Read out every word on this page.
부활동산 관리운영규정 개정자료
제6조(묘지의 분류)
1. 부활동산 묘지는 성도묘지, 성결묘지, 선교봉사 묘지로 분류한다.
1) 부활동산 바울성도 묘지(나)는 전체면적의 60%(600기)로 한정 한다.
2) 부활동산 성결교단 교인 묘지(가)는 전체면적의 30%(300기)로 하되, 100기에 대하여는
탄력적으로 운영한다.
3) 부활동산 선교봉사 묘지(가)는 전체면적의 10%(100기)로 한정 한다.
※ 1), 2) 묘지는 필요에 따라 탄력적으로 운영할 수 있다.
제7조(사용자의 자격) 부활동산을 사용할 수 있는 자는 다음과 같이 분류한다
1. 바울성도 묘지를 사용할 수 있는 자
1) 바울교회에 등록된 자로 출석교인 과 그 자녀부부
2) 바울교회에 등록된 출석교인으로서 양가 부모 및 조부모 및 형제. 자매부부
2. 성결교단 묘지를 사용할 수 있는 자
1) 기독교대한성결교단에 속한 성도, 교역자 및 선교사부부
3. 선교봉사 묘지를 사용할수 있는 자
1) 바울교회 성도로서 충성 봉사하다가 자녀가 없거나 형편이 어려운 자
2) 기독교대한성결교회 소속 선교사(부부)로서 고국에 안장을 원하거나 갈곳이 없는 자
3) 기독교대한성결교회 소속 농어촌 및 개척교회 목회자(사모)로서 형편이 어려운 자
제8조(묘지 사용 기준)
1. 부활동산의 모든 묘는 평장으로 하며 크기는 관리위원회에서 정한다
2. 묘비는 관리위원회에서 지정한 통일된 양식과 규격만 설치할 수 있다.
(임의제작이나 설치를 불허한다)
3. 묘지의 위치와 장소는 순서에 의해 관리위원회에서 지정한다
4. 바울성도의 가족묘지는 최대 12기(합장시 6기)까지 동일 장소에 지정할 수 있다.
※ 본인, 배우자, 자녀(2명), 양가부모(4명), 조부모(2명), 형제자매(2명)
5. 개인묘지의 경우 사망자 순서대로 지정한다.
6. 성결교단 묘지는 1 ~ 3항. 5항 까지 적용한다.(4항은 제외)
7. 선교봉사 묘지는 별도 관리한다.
---
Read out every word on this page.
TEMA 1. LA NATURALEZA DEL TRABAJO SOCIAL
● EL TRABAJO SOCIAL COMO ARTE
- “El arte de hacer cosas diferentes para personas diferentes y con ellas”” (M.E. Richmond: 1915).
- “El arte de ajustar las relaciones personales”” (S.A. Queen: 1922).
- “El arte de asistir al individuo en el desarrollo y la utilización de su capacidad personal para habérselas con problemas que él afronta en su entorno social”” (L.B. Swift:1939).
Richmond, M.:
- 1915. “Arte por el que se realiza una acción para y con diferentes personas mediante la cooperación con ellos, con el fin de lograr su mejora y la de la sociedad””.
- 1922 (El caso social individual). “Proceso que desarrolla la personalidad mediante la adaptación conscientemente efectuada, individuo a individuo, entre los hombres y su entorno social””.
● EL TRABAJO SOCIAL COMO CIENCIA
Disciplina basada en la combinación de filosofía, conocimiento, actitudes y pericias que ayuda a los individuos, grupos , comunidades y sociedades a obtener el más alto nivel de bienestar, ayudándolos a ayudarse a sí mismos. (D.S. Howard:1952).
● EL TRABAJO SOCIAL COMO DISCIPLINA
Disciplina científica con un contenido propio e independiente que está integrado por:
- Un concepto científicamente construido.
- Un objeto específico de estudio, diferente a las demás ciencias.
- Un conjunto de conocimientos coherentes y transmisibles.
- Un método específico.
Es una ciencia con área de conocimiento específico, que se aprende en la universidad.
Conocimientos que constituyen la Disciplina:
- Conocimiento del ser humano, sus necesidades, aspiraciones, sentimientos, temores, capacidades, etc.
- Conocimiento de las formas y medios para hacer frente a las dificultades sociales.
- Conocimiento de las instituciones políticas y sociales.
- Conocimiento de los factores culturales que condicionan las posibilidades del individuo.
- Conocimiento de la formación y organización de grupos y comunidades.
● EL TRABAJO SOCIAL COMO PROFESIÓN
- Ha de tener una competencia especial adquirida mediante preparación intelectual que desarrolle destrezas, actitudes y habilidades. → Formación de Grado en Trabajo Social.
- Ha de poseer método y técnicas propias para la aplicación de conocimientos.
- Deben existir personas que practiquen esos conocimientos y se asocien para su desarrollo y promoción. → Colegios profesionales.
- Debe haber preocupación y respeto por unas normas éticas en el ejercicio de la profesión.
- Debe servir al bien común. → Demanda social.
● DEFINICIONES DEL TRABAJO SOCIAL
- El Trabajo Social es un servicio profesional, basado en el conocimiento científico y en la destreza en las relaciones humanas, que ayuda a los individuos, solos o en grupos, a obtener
---
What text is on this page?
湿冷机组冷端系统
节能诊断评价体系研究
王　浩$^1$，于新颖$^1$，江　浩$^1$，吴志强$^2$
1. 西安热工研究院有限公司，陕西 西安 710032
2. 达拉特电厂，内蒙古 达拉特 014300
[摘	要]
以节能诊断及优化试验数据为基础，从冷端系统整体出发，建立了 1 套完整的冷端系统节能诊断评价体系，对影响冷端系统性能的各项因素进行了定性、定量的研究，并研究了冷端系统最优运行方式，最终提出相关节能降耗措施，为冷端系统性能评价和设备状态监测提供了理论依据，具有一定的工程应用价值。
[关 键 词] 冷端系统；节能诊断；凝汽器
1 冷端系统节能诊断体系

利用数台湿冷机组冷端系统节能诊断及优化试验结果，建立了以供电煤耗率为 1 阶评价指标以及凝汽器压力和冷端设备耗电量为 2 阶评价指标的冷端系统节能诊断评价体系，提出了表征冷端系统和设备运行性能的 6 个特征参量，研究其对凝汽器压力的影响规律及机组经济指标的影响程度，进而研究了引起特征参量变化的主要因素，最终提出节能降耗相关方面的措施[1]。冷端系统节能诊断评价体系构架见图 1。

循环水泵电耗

Instruction:
Wherever a line in the data above holds "관리위원회에서", copy that line.

Exercise solution:
1. 부활동산의 모든 묘는 평장으로 하며 크기는 관리위원회에서 정한다
2. 묘비는 관리위원회에서 지정한 통일된 양식과 규격만 설치할 수 있다.
3. 묘지의 위치와 장소는 순서에 의해 관리위원회에서 지정한다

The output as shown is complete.